_Data extract_.
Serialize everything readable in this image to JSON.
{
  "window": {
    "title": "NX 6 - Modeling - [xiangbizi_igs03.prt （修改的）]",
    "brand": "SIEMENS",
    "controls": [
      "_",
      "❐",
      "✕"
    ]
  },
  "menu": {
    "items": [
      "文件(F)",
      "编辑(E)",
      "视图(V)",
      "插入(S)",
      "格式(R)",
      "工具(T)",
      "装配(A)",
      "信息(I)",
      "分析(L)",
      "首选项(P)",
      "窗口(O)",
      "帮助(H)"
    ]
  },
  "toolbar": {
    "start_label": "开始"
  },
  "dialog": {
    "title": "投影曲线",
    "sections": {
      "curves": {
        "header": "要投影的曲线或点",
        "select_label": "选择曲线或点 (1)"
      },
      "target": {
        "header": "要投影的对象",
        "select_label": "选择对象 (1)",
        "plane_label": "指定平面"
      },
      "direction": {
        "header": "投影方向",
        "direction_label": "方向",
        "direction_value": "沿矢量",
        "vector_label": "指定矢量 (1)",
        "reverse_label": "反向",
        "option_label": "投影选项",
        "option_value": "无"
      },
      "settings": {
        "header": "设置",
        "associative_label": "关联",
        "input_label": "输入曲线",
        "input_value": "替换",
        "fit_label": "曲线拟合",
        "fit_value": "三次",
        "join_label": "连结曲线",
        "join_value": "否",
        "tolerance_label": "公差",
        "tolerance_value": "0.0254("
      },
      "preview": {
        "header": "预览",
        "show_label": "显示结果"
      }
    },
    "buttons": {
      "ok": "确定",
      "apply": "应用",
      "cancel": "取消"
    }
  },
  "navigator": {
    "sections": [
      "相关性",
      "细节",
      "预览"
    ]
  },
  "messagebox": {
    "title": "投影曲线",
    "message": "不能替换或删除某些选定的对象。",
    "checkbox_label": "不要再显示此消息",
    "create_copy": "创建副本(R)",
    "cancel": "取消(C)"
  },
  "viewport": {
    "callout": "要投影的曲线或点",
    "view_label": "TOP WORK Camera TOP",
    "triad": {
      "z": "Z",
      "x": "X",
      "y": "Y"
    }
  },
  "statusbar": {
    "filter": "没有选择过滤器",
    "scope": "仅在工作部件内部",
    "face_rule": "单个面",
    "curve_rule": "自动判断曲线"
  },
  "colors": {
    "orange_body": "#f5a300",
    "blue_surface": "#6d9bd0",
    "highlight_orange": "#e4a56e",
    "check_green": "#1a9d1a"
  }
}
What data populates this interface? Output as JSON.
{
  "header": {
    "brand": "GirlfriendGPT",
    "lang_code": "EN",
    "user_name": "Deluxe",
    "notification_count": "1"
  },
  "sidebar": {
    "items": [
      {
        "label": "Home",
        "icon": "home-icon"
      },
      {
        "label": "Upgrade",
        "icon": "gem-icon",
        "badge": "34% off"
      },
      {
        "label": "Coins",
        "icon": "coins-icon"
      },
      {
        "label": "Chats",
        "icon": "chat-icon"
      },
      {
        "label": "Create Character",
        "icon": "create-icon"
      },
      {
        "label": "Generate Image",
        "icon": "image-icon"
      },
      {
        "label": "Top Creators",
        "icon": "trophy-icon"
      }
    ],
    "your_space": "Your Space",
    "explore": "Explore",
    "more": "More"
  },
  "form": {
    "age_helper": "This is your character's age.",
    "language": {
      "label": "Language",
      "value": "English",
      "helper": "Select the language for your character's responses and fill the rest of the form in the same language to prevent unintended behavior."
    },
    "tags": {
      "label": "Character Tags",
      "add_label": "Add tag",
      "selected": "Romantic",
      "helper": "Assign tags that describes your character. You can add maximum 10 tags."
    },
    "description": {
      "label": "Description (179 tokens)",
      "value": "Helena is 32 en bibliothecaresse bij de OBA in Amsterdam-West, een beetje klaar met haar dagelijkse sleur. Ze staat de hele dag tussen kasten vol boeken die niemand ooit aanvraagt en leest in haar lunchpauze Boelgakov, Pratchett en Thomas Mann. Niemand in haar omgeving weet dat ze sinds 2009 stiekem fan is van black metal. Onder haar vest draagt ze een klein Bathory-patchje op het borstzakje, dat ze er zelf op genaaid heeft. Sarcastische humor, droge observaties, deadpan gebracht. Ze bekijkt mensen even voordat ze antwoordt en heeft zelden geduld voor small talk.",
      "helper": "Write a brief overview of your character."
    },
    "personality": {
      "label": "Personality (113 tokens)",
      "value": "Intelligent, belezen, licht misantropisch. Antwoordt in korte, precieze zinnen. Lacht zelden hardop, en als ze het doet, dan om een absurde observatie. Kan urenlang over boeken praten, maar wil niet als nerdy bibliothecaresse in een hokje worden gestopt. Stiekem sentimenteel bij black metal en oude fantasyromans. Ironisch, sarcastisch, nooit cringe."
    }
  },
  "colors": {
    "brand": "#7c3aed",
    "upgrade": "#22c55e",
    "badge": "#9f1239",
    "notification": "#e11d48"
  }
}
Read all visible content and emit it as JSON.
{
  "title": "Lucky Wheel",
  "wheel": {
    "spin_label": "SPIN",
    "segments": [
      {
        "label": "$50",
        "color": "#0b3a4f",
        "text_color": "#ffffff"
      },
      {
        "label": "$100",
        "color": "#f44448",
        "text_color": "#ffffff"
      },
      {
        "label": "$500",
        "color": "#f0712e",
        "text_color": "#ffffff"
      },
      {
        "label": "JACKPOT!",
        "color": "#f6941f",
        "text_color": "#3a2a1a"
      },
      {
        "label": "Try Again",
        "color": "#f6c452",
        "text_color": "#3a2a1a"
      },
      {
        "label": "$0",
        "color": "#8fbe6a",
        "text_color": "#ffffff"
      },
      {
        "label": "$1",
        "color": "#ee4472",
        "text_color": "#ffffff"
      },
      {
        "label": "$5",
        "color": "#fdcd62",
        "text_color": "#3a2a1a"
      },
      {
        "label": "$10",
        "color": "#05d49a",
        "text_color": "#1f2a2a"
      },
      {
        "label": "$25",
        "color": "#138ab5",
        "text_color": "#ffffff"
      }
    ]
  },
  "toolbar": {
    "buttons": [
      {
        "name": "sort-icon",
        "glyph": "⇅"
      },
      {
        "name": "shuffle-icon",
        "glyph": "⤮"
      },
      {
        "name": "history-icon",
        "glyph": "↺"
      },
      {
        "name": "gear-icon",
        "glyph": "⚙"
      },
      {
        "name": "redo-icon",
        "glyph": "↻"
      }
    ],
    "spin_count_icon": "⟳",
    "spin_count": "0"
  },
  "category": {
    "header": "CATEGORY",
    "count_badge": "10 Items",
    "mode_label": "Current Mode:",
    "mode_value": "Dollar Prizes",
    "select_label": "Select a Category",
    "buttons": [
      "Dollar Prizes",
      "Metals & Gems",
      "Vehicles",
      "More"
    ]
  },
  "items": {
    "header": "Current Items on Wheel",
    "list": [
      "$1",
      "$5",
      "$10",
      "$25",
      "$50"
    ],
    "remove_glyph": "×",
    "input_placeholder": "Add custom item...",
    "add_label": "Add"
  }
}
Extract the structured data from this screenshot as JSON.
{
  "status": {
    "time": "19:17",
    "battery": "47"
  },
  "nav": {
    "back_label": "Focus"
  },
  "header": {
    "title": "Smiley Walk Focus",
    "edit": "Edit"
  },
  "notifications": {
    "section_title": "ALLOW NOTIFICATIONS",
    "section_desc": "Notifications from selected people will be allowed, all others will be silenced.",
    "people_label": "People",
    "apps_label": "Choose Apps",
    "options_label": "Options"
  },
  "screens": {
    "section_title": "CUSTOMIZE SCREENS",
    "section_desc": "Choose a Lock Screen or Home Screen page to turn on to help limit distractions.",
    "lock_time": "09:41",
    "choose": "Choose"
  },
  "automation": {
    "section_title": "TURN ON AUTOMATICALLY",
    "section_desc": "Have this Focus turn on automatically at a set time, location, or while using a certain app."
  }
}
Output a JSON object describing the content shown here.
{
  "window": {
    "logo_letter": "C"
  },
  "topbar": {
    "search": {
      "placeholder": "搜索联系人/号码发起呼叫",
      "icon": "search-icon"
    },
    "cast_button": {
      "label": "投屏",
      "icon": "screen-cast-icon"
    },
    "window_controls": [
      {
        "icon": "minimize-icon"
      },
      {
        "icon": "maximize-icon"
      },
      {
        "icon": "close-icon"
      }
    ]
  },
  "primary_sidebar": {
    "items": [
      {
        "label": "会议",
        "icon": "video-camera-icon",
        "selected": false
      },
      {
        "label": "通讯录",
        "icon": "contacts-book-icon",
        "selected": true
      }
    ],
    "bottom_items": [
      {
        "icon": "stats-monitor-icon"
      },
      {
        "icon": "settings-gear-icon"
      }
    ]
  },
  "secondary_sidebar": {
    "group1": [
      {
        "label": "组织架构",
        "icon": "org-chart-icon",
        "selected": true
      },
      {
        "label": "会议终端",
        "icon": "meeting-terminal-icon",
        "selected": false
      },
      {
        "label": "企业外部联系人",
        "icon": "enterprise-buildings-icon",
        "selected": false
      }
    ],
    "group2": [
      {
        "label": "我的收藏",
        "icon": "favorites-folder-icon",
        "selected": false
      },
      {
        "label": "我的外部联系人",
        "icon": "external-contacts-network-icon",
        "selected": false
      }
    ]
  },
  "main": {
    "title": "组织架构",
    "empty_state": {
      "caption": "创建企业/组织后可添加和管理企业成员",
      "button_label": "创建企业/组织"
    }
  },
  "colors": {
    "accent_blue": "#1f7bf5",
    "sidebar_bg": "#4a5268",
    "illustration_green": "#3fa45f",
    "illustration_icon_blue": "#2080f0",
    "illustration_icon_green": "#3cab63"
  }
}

_What is required_.
Show every line in the records above that contains the word "Prizes".

_Exercise output_.
    "mode_value": "Dollar Prizes",
      "Dollar Prizes",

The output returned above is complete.